--- SELECTED EXCERPT ---

Forty years ago a British politician called Enoch (Khanokh) Powell made a speech about immigration. He also felt that being called a ‘crypto-fascist’ sucked but put it more elegantly being a professor of classics:-
The supreme function of statesmanship is to provide against preventable evils. In seeking to do so, it encounters obstacles which are deeply rooted in human nature. One is that by the very order of things such evils are not demonstrable until they have occurred: at each stage in their onset there is room for doubt and for dispute whether they be real or imaginary. By the same token, they attract little attention in comparison with current troubles, which are both indisputable and pressing: whence the besetting temptation of all politics to concern itself with the immediate present at the expense of the future. Above all, people are disposed to mistake predicting troubles for causing troubles and even for desiring troubles: “If only,” they love to think, “if only people wouldn’t talk about it, it probably wouldn’t happen.”
Perhaps this habit goes back to the primitive belief that the word and the thing, the name and the object, are identical. At all events, the discussion of future grave but, with effort now, avoidable evils is the most unpopular and at the same time the most necessary occupation for the politician.
Those who knowingly shirk it deserve, and not infrequently receive, the curses of those who come after.
Reb Leibish,
That is a great insight. Do you think this is something particularly difficult for democracies?
I live in Israel where many French Jews are now coming. My friend who made aliyah from Paris said it the best: “I desperately want my family to leave France–there is no future for Jews in France”. Can’t add to that.

--- DATA LISTING ---

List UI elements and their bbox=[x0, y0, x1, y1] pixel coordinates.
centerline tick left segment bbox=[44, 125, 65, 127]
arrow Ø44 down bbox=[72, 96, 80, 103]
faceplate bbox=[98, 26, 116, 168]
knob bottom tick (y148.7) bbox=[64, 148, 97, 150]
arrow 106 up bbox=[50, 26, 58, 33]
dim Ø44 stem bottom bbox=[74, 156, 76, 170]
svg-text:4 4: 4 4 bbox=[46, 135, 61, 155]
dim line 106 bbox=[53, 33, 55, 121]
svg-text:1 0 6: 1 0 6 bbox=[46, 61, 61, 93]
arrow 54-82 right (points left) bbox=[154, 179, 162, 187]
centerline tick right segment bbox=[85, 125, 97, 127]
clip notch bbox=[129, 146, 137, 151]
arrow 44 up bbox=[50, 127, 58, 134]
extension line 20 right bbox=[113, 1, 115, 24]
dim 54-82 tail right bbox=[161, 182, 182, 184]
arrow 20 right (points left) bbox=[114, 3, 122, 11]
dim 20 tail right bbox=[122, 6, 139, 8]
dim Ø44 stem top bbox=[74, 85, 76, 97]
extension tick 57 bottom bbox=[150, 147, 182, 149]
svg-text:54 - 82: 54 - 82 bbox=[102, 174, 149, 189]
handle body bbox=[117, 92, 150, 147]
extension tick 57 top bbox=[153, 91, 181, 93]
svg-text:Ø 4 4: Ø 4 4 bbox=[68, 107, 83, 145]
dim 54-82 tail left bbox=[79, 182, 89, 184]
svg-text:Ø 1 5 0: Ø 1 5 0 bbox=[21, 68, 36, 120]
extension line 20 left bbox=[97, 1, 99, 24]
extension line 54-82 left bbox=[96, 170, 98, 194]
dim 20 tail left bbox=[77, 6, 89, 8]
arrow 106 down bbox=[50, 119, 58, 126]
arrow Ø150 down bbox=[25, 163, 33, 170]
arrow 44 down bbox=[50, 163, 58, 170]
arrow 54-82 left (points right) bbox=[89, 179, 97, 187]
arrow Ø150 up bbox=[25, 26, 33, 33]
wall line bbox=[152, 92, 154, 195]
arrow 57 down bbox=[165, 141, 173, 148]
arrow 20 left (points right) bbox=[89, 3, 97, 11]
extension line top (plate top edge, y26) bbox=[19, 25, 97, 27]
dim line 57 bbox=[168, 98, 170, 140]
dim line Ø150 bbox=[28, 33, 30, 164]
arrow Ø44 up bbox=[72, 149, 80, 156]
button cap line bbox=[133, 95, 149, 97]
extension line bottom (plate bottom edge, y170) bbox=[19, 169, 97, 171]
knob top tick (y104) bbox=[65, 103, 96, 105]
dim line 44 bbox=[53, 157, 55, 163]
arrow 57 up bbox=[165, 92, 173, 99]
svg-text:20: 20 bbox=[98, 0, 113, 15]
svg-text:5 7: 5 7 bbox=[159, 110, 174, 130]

---
--- DATA LISTING ---

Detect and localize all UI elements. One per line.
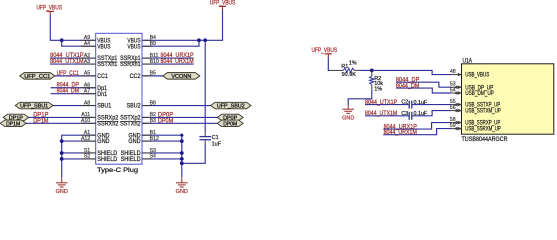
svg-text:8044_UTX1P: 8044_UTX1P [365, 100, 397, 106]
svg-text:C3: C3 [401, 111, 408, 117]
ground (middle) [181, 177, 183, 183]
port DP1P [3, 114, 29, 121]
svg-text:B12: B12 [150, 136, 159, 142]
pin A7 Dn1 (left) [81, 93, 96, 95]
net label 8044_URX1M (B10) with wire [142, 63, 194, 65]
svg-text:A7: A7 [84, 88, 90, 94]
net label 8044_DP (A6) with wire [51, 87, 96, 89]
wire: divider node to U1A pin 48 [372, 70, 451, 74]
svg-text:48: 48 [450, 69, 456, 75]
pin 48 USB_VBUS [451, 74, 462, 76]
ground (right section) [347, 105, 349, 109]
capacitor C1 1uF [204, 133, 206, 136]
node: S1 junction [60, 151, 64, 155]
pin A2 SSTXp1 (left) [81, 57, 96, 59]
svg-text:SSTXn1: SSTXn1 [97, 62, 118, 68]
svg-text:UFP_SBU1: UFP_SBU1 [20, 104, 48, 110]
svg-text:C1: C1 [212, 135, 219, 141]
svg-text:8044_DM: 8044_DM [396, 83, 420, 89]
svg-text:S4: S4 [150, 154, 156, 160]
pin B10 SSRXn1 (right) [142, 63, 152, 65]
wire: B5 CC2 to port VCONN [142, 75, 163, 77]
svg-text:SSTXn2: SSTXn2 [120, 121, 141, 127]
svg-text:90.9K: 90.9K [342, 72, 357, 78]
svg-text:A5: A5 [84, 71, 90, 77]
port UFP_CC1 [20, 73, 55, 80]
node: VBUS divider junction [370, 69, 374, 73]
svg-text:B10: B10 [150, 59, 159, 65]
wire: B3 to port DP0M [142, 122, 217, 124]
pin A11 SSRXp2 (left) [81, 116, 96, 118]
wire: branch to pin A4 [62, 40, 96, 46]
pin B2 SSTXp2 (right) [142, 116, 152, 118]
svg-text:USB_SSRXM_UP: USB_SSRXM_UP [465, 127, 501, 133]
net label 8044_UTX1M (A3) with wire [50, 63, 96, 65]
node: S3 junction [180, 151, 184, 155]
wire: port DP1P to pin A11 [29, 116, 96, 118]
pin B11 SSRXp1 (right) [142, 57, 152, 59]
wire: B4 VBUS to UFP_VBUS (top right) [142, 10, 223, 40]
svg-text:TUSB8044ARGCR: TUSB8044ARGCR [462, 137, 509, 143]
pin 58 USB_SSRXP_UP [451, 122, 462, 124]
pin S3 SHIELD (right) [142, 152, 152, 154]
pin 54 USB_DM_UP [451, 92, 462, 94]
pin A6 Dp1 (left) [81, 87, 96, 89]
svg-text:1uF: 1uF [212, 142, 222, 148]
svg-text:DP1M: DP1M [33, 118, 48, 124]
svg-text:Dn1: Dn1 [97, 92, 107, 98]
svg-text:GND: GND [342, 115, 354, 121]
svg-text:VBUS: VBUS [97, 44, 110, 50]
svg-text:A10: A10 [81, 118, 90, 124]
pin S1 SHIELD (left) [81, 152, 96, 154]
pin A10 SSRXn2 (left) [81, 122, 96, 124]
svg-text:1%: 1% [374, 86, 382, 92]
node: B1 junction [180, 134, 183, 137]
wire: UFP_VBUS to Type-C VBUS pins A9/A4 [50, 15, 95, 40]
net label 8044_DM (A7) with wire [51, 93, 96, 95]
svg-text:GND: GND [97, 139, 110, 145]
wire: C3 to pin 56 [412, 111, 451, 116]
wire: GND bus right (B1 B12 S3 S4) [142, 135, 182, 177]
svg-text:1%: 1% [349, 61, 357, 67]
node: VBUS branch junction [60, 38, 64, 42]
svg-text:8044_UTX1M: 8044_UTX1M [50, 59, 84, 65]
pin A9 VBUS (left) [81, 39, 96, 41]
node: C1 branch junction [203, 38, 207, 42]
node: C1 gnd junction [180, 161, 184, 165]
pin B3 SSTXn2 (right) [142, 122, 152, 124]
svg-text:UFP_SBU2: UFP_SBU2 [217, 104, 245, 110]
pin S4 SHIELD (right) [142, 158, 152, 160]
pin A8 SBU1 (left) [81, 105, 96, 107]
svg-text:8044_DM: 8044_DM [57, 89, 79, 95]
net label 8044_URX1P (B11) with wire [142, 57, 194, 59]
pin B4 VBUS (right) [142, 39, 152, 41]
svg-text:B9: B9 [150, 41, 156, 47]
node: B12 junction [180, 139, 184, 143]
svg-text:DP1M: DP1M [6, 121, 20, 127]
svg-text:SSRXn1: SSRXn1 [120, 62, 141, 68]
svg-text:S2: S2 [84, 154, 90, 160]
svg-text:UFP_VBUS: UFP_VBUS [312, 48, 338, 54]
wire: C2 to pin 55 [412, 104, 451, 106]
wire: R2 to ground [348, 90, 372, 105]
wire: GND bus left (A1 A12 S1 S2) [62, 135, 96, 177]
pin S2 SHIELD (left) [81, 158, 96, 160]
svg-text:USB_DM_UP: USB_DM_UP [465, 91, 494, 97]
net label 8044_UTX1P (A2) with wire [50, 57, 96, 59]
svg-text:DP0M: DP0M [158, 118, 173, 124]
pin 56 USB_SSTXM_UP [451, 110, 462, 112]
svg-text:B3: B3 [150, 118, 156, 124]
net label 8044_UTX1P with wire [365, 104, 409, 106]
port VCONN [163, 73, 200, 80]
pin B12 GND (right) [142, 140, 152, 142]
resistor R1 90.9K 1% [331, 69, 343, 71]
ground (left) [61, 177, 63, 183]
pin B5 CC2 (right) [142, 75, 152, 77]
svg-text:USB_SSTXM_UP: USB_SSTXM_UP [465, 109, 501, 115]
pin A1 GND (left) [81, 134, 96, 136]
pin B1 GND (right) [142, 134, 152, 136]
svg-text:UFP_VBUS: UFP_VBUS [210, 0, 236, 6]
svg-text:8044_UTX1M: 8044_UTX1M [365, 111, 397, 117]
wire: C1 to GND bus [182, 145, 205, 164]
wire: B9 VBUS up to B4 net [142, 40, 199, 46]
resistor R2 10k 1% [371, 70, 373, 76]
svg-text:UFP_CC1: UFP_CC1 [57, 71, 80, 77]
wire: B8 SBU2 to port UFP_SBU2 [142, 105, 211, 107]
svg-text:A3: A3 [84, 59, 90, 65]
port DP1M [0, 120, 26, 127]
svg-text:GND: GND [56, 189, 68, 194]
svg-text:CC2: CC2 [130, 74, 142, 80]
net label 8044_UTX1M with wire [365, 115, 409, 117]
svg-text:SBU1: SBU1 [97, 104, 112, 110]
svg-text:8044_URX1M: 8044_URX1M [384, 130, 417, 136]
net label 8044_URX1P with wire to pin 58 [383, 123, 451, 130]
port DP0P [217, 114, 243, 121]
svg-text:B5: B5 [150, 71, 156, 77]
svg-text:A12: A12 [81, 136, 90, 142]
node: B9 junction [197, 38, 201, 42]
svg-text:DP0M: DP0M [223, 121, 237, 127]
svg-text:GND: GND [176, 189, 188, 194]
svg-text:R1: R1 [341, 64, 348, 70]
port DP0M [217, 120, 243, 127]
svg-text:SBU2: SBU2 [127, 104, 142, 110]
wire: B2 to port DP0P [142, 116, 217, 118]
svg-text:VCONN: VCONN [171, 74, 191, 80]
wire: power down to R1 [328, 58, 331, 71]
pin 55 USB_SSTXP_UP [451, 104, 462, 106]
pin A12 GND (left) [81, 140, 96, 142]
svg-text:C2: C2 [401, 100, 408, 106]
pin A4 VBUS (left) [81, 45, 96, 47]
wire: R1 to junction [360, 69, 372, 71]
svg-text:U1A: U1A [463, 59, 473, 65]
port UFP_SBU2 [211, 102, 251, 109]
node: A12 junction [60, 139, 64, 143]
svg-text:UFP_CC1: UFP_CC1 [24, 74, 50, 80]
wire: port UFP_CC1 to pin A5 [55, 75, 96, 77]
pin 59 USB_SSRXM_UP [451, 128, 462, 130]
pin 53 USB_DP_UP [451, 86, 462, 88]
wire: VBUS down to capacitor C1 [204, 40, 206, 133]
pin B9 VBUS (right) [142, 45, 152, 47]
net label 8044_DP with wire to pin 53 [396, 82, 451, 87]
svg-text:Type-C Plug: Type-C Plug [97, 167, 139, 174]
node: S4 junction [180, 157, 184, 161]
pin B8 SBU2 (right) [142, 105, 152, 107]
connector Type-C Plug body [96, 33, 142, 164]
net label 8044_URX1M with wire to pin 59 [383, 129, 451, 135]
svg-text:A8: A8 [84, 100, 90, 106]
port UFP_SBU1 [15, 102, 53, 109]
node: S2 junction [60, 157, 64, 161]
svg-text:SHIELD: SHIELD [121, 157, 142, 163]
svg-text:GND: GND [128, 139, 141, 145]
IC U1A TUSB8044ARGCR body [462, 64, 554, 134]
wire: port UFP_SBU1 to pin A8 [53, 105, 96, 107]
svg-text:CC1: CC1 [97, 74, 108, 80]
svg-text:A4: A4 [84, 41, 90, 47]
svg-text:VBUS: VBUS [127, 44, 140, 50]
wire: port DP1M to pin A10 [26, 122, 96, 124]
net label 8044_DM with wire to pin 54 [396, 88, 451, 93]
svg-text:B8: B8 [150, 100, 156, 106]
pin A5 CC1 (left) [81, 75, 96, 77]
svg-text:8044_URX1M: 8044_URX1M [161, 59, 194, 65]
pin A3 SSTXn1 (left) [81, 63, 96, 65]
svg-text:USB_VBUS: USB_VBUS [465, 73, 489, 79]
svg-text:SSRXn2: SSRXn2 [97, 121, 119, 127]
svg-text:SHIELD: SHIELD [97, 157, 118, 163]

---
--- DATA LISTING ---

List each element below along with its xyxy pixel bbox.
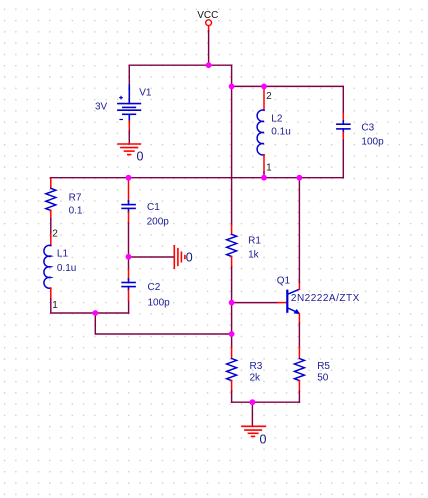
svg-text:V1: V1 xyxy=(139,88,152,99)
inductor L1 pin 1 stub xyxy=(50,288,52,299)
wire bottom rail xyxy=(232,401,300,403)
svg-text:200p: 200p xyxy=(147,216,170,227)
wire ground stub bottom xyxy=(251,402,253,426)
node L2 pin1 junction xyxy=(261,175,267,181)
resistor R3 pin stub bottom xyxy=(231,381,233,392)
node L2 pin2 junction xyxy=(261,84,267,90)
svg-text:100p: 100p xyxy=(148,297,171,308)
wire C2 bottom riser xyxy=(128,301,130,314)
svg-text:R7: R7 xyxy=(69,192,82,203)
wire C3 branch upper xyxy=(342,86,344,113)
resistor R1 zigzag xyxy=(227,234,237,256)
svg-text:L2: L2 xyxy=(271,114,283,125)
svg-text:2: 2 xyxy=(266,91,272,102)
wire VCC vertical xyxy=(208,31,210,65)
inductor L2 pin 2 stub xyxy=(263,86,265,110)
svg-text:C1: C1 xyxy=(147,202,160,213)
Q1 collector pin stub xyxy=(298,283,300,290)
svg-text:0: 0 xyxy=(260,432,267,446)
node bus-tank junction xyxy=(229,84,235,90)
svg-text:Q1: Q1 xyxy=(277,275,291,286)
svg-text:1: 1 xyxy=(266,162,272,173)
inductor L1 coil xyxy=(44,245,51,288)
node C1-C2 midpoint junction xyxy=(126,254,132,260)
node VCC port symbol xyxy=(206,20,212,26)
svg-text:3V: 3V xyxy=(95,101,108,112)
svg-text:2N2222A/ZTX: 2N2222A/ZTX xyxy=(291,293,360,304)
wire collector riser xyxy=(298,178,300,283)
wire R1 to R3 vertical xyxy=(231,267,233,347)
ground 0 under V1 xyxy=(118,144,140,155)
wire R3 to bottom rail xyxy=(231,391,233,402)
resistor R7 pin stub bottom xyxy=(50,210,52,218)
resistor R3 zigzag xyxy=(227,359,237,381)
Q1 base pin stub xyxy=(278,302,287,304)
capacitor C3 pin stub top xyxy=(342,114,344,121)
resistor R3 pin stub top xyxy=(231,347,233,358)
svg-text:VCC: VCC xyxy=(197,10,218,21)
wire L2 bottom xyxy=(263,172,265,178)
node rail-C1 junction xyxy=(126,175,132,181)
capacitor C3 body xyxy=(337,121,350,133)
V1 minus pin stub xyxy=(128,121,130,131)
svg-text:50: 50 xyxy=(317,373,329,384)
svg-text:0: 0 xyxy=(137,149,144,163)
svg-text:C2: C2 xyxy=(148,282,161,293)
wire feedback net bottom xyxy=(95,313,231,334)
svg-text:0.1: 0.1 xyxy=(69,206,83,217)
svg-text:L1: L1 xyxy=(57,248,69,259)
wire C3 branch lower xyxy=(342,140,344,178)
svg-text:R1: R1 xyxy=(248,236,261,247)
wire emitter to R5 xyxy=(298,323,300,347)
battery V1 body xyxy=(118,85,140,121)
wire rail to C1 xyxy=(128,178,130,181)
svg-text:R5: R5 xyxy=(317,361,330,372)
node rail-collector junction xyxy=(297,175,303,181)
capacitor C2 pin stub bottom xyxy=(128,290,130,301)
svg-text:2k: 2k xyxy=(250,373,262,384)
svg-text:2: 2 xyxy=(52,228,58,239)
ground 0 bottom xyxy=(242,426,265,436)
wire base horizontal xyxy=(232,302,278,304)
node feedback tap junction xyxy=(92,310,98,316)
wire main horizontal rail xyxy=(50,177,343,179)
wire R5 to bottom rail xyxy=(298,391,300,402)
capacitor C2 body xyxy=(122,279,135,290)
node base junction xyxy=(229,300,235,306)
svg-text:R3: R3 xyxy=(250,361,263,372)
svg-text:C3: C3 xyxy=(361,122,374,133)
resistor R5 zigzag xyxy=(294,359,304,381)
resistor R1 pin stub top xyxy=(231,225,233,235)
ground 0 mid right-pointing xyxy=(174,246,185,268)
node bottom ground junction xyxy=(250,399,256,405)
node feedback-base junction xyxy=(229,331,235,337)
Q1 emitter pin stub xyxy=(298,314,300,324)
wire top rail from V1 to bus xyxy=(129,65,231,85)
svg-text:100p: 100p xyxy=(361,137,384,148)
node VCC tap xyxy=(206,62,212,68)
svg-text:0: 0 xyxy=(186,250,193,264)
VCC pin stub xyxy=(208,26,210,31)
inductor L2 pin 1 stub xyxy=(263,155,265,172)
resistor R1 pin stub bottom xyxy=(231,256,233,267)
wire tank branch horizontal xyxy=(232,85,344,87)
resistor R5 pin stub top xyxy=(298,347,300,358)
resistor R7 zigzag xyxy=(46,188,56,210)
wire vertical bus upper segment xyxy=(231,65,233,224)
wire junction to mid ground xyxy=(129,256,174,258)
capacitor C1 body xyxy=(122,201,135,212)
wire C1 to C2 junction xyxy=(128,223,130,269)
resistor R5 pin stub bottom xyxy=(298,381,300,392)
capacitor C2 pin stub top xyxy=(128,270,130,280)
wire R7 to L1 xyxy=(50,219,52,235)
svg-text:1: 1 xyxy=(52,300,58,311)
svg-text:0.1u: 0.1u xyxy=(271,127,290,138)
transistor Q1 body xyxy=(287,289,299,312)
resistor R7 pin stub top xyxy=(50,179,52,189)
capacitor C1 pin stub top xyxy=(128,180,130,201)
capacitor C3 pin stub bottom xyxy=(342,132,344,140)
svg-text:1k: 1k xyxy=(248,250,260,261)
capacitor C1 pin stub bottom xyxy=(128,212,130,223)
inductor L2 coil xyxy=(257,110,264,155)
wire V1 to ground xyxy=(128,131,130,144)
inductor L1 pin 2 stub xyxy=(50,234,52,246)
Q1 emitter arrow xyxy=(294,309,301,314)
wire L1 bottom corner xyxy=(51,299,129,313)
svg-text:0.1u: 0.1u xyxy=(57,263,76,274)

---

● **EXERCISE INSTRUCTIONS**: Summarize the excerpt on Enoch Powell's speech in two sentences.

● **RESULT BELOW**: The excerpt notes that the British politician Enoch Powell gave a speech about immigration forty years ago, and it quotes him arguing that statesmanship's supreme function is to provide against preventable evils, which cannot be demonstrated until they occur and which people often confuse with causing or desiring trouble. Two replies follow: one calls this a great insight and asks whether it is especially difficult for democracies, and another, from someone living in Israel, quotes a friend who moved from Paris as saying there is no future for Jews in France.